What you will do: Pictures aside, write out every record exactly as it appears.

Exercise inputs:
==============================
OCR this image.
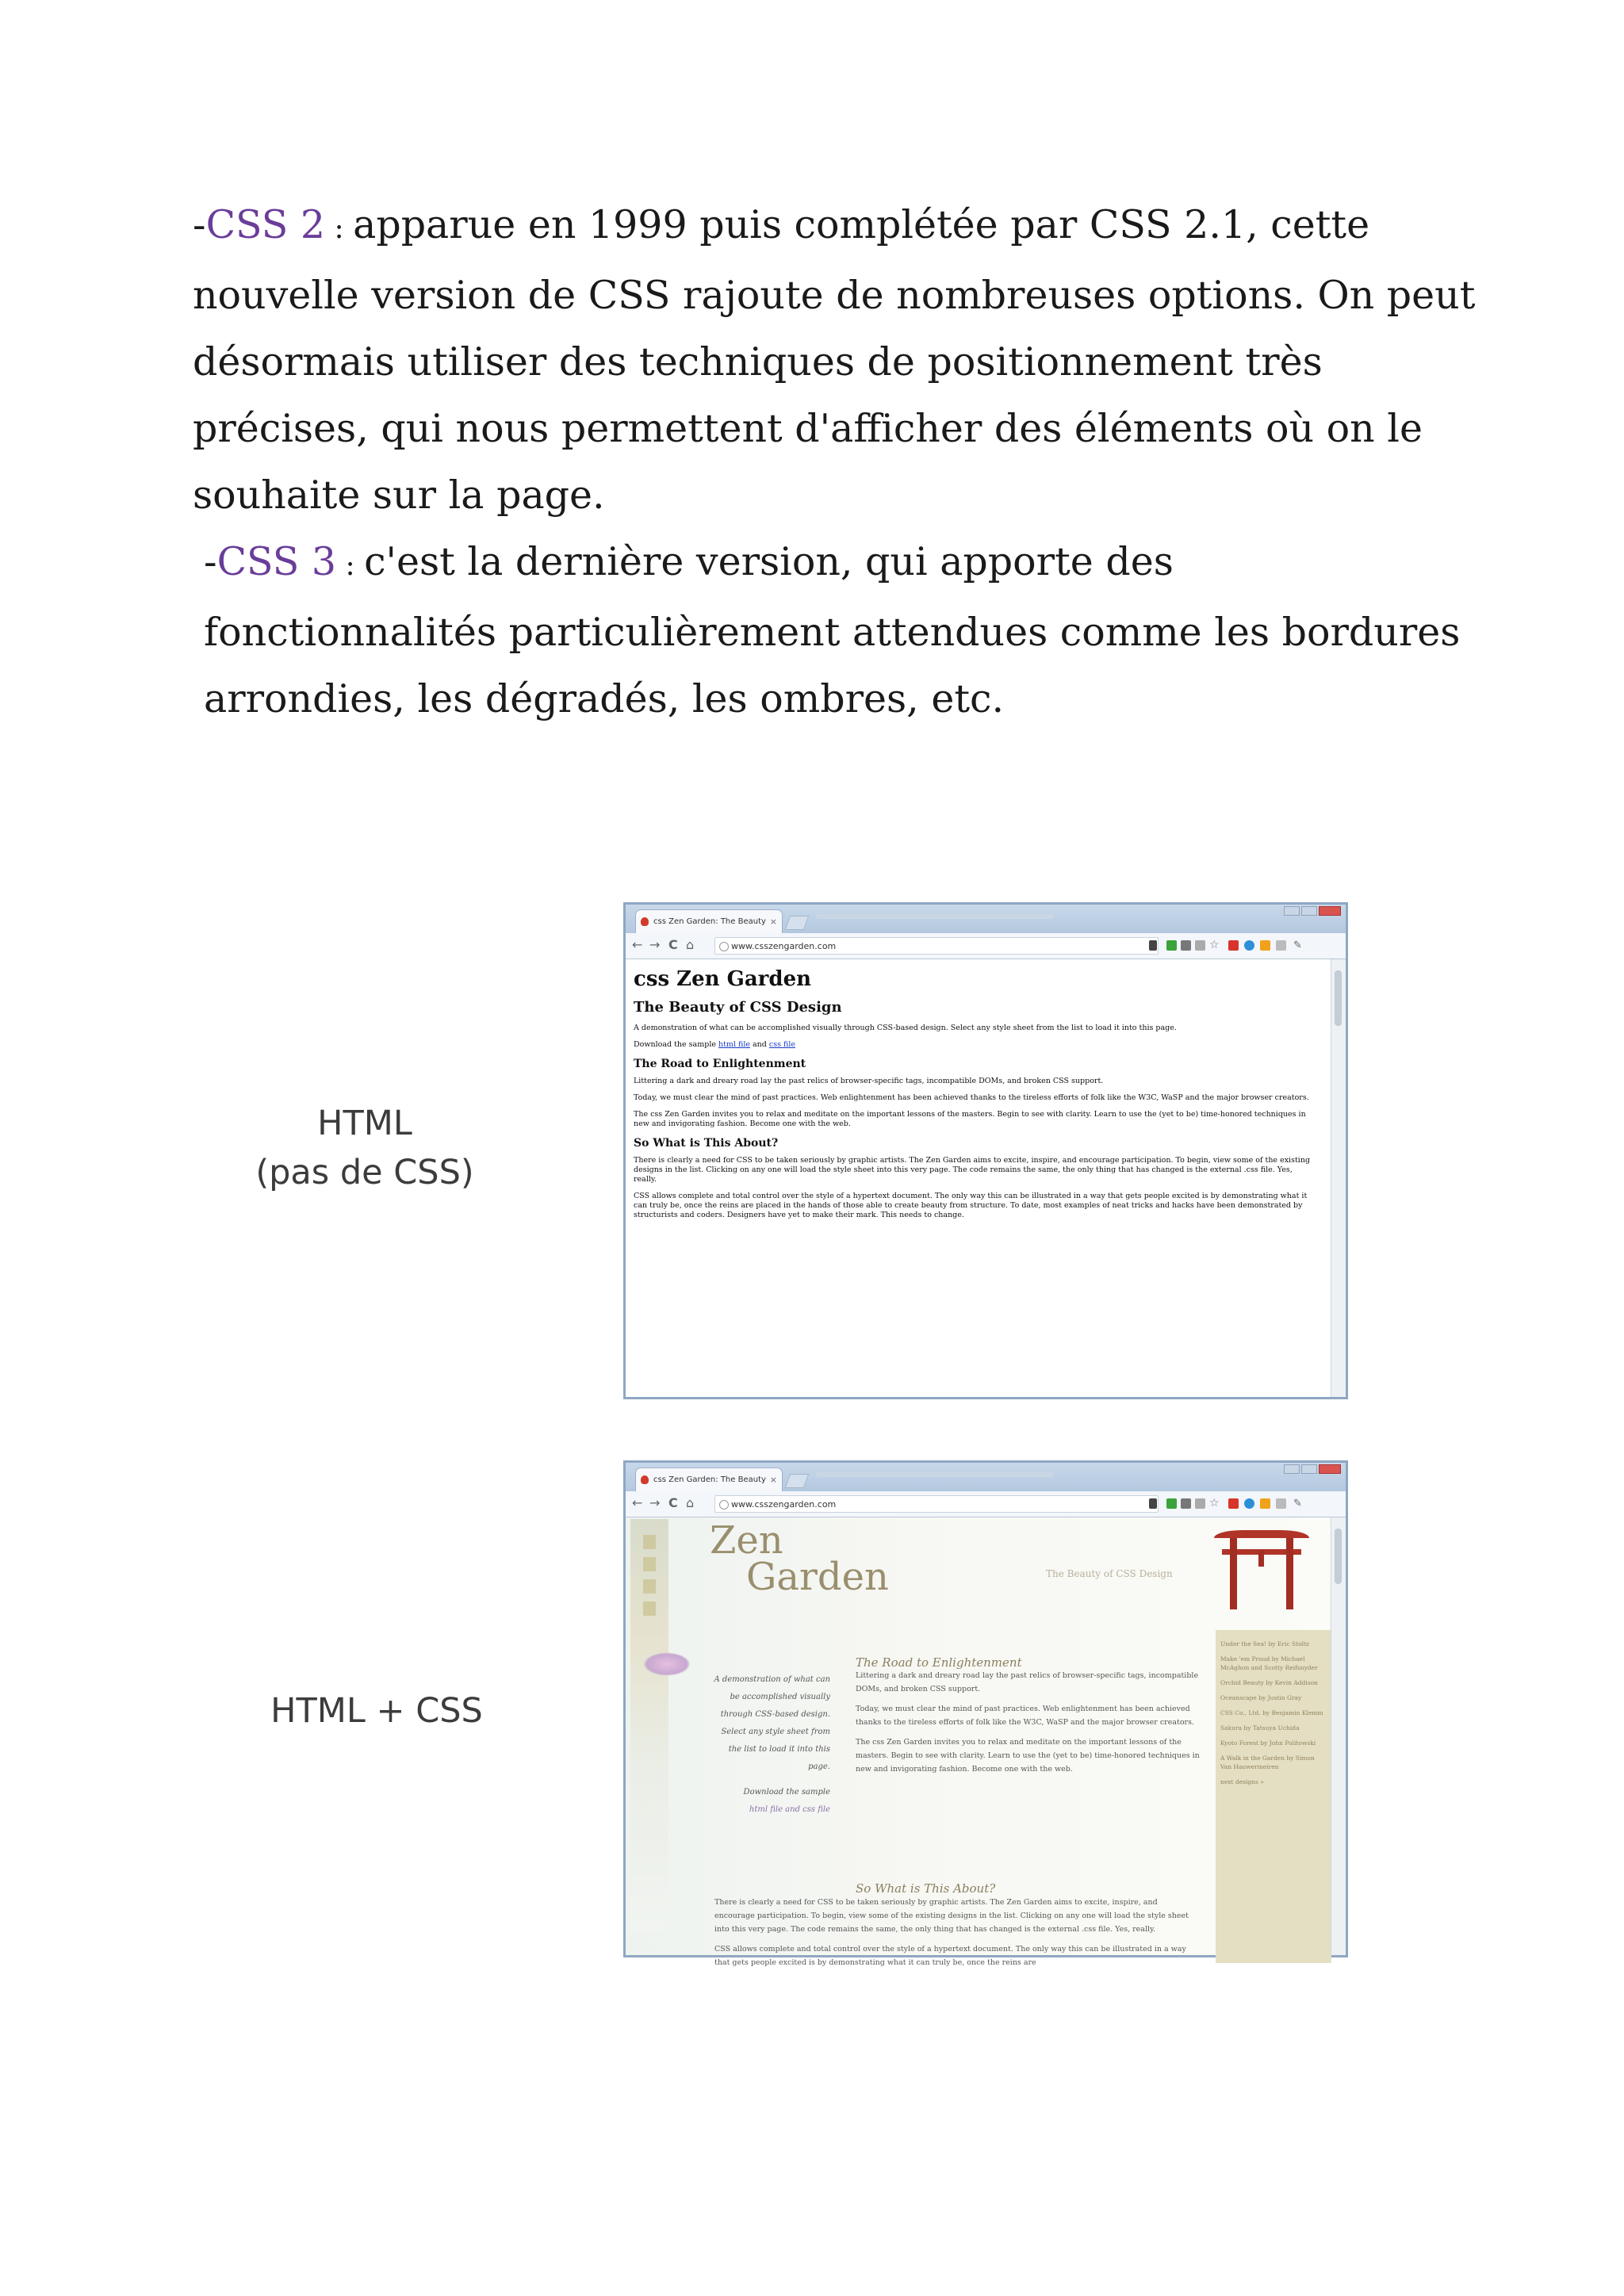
-CSS 2 : apparue en 1999 puis complétée par CSS 2.1, cette nouvelle version de CSS rajoute de nombreuses options. On peut désormais utiliser des techniques de positionnement très précises, qui nous permettent d'afficher des éléments où on le souhaite sur la page.

-CSS 3 : c'est la dernière version, qui apporte des fonctionnalités particulièrement attendues comme les bordures arrondies, les dégradés, les ombres, etc.

HTML
(pas de CSS)
HTML + CSS
css Zen Garden: The Beauty ×
← → C ⌂	www.csszengarden.com	☆	✎
css Zen Garden
The Beauty of CSS Design

A demonstration of what can be accomplished visually through CSS-based design. Select any style sheet from the list to load it into this page.

Download the sample html file and css file

The Road to Enlightenment

Littering a dark and dreary road lay the past relics of browser-specific tags, incompatible DOMs, and broken CSS support.

Today, we must clear the mind of past practices. Web enlightenment has been achieved thanks to the tireless efforts of folk like the W3C, WaSP and the major browser creators.

The css Zen Garden invites you to relax and meditate on the important lessons of the masters. Begin to see with clarity. Learn to use the (yet to be) time-honored techniques in new and invigorating fashion. Become one with the web.

So What is This About?

There is clearly a need for CSS to be taken seriously by graphic artists. The Zen Garden aims to excite, inspire, and encourage participation. To begin, view some of the existing designs in the list. Clicking on any one will load the style sheet into this very page. The code remains the same, the only thing that has changed is the external .css file. Yes, really.

CSS allows complete and total control over the style of a hypertext document. The only way this can be illustrated in a way that gets people excited is by demonstrating what it can truly be, once the reins are placed in the hands of those able to create beauty from structure. To date, most examples of neat tricks and hacks have been demonstrated by structurists and coders. Designers have yet to make their mark. This needs to change.

css Zen Garden: The Beauty ×
← → C ⌂	www.csszengarden.com	☆	✎
Zen
Garden	The Beauty of CSS Design
A demonstration of what can be accomplished visually through CSS-based design. Select any style sheet from the list to load it into this page.
Download the sample
html file and css file
The Road to Enlightenment

Littering a dark and dreary road lay the past relics of browser-specific tags, incompatible DOMs, and broken CSS support.

Today, we must clear the mind of past practices. Web enlightenment has been achieved thanks to the tireless efforts of folk like the W3C, WaSP and the major browser creators.

The css Zen Garden invites you to relax and meditate on the important lessons of the masters. Begin to see with clarity. Learn to use the (yet to be) time-honored techniques in new and invigorating fashion. Become one with the web.

So What is This About?

There is clearly a need for CSS to be taken seriously by graphic artists. The Zen Garden aims to excite, inspire, and encourage participation. To begin, view some of the existing designs in the list. Clicking on any one will load the style sheet into this very page. The code remains the same, the only thing that has changed is the external .css file. Yes, really.

CSS allows complete and total control over the style of a hypertext document. The only way this can be illustrated in a way that gets people excited is by demonstrating what it can truly be, once the reins are

Under the Sea! by Eric Stoltz
Make 'em Proud by Michael McAghon and Scotty Reifsnyder
Orchid Beauty by Kevin Addison
Oceanscape by Justin Gray
CSS Co., Ltd. by Benjamin Klemm
Sakura by Tatsuya Uchida
Kyoto Forest by John Politowski
A Walk in the Garden by Simon Van Hauwermeiren
next designs »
==============================
Problem solution:
OCR this image.
-CSS 2 : apparue en 1999 puis complétée par CSS 2.1, cette nouvelle version de CSS rajoute de nombreuses options. On peut désormais utiliser des techniques de positionnement très précises, qui nous permettent d'afficher des éléments où on le souhaite sur la page.

-CSS 3 : c'est la dernière version, qui apporte des fonctionnalités particulièrement attendues comme les bordures arrondies, les dégradés, les ombres, etc.

HTML
(pas de CSS)
HTML + CSS
css Zen Garden: The Beauty ×
← → C ⌂	www.csszengarden.com	☆	✎
css Zen Garden
The Beauty of CSS Design

A demonstration of what can be accomplished visually through CSS-based design. Select any style sheet from the list to load it into this page.

Download the sample html file and css file

The Road to Enlightenment

Littering a dark and dreary road lay the past relics of browser-specific tags, incompatible DOMs, and broken CSS support.

Today, we must clear the mind of past practices. Web enlightenment has been achieved thanks to the tireless efforts of folk like the W3C, WaSP and the major browser creators.

The css Zen Garden invites you to relax and meditate on the important lessons of the masters. Begin to see with clarity. Learn to use the (yet to be) time-honored techniques in new and invigorating fashion. Become one with the web.

So What is This About?

There is clearly a need for CSS to be taken seriously by graphic artists. The Zen Garden aims to excite, inspire, and encourage participation. To begin, view some of the existing designs in the list. Clicking on any one will load the style sheet into this very page. The code remains the same, the only thing that has changed is the external .css file. Yes, really.

CSS allows complete and total control over the style of a hypertext document. The only way this can be illustrated in a way that gets people excited is by demonstrating what it can truly be, once the reins are placed in the hands of those able to create beauty from structure. To date, most examples of neat tricks and hacks have been demonstrated by structurists and coders. Designers have yet to make their mark. This needs to change.

css Zen Garden: The Beauty ×
← → C ⌂	www.csszengarden.com	☆	✎
Zen
Garden	The Beauty of CSS Design
A demonstration of what can be accomplished visually through CSS-based design. Select any style sheet from the list to load it into this page.
Download the sample
html file and css file
The Road to Enlightenment

Littering a dark and dreary road lay the past relics of browser-specific tags, incompatible DOMs, and broken CSS support.

Today, we must clear the mind of past practices. Web enlightenment has been achieved thanks to the tireless efforts of folk like the W3C, WaSP and the major browser creators.

The css Zen Garden invites you to relax and meditate on the important lessons of the masters. Begin to see with clarity. Learn to use the (yet to be) time-honored techniques in new and invigorating fashion. Become one with the web.

So What is This About?

There is clearly a need for CSS to be taken seriously by graphic artists. The Zen Garden aims to excite, inspire, and encourage participation. To begin, view some of the existing designs in the list. Clicking on any one will load the style sheet into this very page. The code remains the same, the only thing that has changed is the external .css file. Yes, really.

CSS allows complete and total control over the style of a hypertext document. The only way this can be illustrated in a way that gets people excited is by demonstrating what it can truly be, once the reins are

Under the Sea! by Eric Stoltz
Make 'em Proud by Michael McAghon and Scotty Reifsnyder
Orchid Beauty by Kevin Addison
Oceanscape by Justin Gray
CSS Co., Ltd. by Benjamin Klemm
Sakura by Tatsuya Uchida
Kyoto Forest by John Politowski
A Walk in the Garden by Simon Van Hauwermeiren
next designs »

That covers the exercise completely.